PROBLEM REQUIREMENTS.
Without the pictures, give the entries below again exactly as written.

DATASET RECORDS.
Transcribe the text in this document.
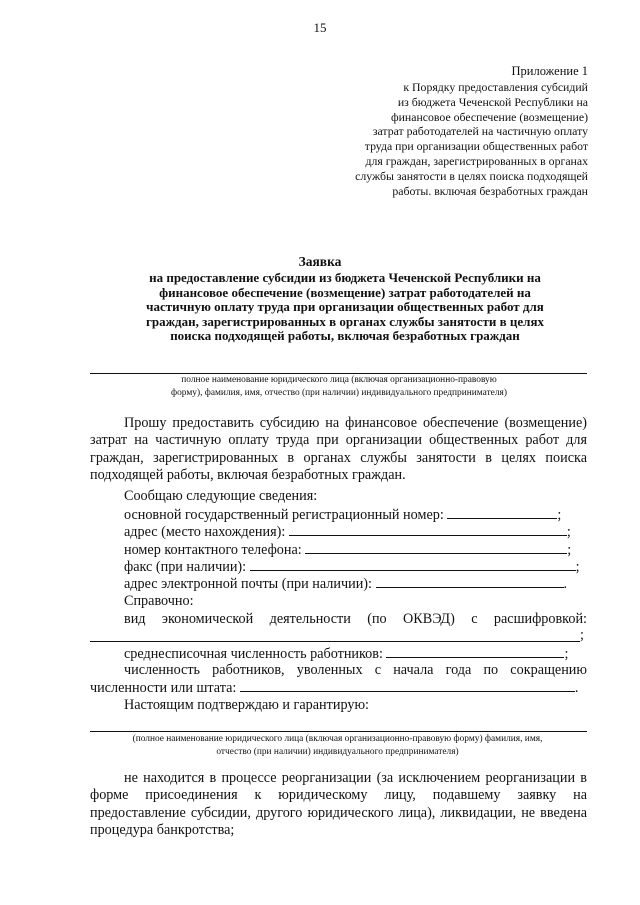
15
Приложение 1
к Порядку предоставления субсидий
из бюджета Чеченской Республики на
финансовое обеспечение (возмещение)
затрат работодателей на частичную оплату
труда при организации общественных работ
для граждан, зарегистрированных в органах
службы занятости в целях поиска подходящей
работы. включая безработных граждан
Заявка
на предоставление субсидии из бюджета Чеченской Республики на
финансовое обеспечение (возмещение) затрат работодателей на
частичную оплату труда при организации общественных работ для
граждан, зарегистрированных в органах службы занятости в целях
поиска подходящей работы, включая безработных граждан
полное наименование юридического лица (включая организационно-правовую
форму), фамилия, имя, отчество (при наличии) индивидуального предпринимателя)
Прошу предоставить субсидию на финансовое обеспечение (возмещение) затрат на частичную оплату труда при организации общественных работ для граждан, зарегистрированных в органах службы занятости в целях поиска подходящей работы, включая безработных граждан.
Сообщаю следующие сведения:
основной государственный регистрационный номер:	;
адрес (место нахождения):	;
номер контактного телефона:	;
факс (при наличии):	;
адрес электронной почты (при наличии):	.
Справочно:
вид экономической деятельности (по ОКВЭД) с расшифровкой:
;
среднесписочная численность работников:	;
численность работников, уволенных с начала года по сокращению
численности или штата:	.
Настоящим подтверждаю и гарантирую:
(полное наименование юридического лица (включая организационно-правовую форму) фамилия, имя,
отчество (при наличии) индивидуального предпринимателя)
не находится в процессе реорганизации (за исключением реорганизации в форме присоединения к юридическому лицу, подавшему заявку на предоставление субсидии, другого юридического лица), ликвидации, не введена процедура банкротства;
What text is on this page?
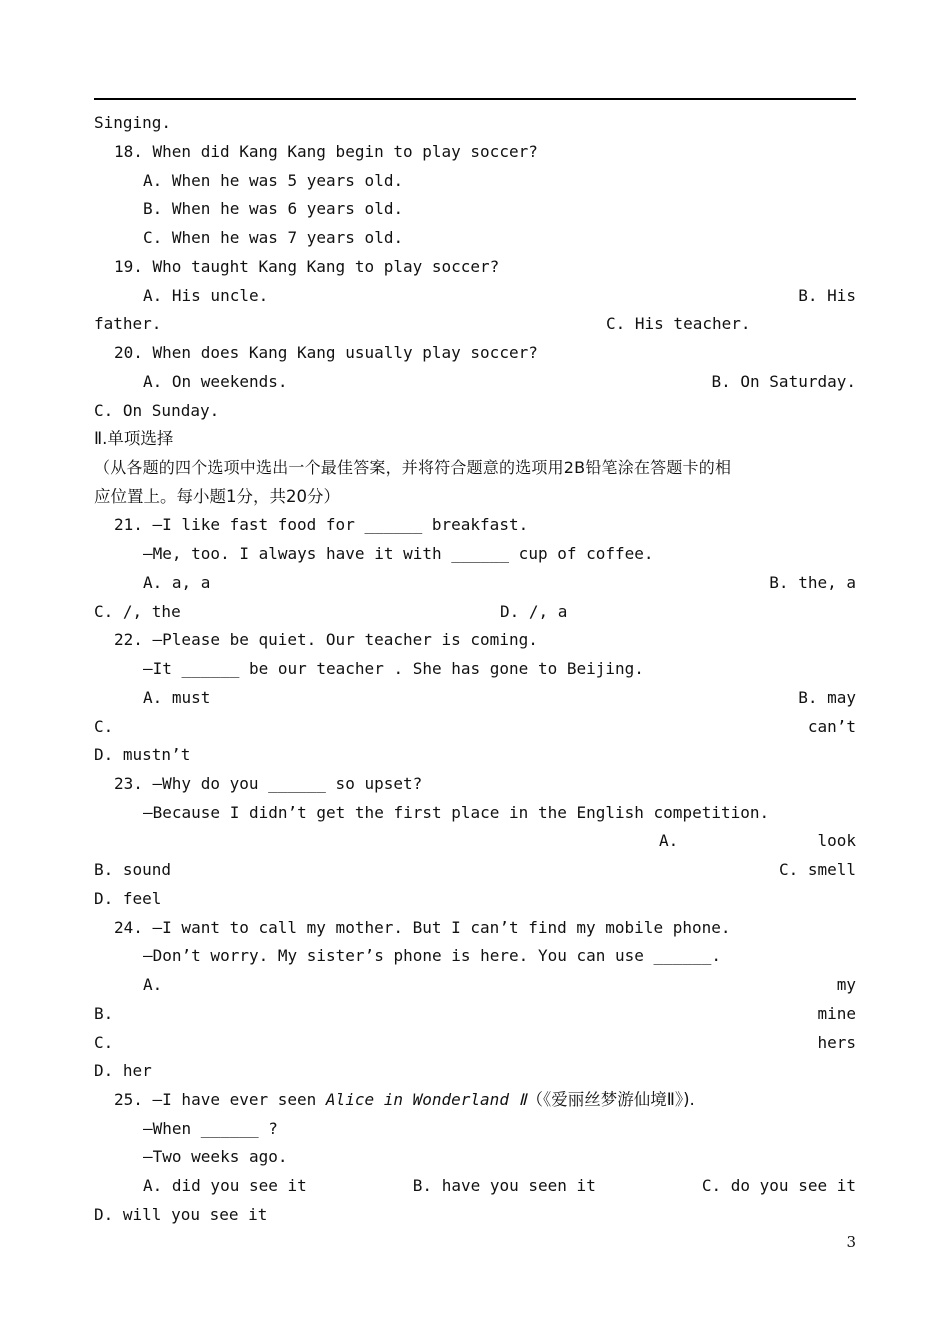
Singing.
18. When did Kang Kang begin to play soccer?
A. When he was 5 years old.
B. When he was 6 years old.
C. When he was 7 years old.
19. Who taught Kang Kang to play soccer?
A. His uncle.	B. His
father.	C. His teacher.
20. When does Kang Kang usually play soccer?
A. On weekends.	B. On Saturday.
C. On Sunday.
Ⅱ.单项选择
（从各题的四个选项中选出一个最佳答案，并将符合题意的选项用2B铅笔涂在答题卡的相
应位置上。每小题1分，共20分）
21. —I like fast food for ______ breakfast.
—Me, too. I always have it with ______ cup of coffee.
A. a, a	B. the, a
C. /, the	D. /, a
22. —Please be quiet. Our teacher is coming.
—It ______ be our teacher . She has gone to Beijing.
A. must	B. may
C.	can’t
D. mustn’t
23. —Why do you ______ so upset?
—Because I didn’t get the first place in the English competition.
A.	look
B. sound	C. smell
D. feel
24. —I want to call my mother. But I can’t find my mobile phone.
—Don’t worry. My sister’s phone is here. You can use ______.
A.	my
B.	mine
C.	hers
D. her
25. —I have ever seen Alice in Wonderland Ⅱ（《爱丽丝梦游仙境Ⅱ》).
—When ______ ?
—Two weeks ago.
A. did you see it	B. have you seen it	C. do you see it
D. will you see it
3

RESPONSE TO THIS EXERCISE.
Transcribe the text in this document.
15
Приложение 1
к Порядку предоставления субсидий
из бюджета Чеченской Республики на
финансовое обеспечение (возмещение)
затрат работодателей на частичную оплату
труда при организации общественных работ
для граждан, зарегистрированных в органах
службы занятости в целях поиска подходящей
работы. включая безработных граждан
Заявка
на предоставление субсидии из бюджета Чеченской Республики на
финансовое обеспечение (возмещение) затрат работодателей на
частичную оплату труда при организации общественных работ для
граждан, зарегистрированных в органах службы занятости в целях
поиска подходящей работы, включая безработных граждан
полное наименование юридического лица (включая организационно-правовую
форму), фамилия, имя, отчество (при наличии) индивидуального предпринимателя)
Прошу предоставить субсидию на финансовое обеспечение (возмещение) затрат на частичную оплату труда при организации общественных работ для граждан, зарегистрированных в органах службы занятости в целях поиска подходящей работы, включая безработных граждан.
Сообщаю следующие сведения:
основной государственный регистрационный номер:	;
адрес (место нахождения):	;
номер контактного телефона:	;
факс (при наличии):	;
адрес электронной почты (при наличии):	.
Справочно:
вид экономической деятельности (по ОКВЭД) с расшифровкой:
;
среднесписочная численность работников:	;
численность работников, уволенных с начала года по сокращению
численности или штата:	.
Настоящим подтверждаю и гарантирую:
(полное наименование юридического лица (включая организационно-правовую форму) фамилия, имя,
отчество (при наличии) индивидуального предпринимателя)
не находится в процессе реорганизации (за исключением реорганизации в форме присоединения к юридическому лицу, подавшему заявку на предоставление субсидии, другого юридического лица), ликвидации, не введена процедура банкротства;
What text is on this page?
Singing.
18. When did Kang Kang begin to play soccer?
A. When he was 5 years old.
B. When he was 6 years old.
C. When he was 7 years old.
19. Who taught Kang Kang to play soccer?
A. His uncle.	B. His
father.	C. His teacher.
20. When does Kang Kang usually play soccer?
A. On weekends.	B. On Saturday.
C. On Sunday.
Ⅱ.单项选择
（从各题的四个选项中选出一个最佳答案，并将符合题意的选项用2B铅笔涂在答题卡的相
应位置上。每小题1分，共20分）
21. —I like fast food for ______ breakfast.
—Me, too. I always have it with ______ cup of coffee.
A. a, a	B. the, a
C. /, the	D. /, a
22. —Please be quiet. Our teacher is coming.
—It ______ be our teacher . She has gone to Beijing.
A. must	B. may
C.	can’t
D. mustn’t
23. —Why do you ______ so upset?
—Because I didn’t get the first place in the English competition.
A.	look
B. sound	C. smell
D. feel
24. —I want to call my mother. But I can’t find my mobile phone.
—Don’t worry. My sister’s phone is here. You can use ______.
A.	my
B.	mine
C.	hers
D. her
25. —I have ever seen Alice in Wonderland Ⅱ（《爱丽丝梦游仙境Ⅱ》).
—When ______ ?
—Two weeks ago.
A. did you see it	B. have you seen it	C. do you see it
D. will you see it
3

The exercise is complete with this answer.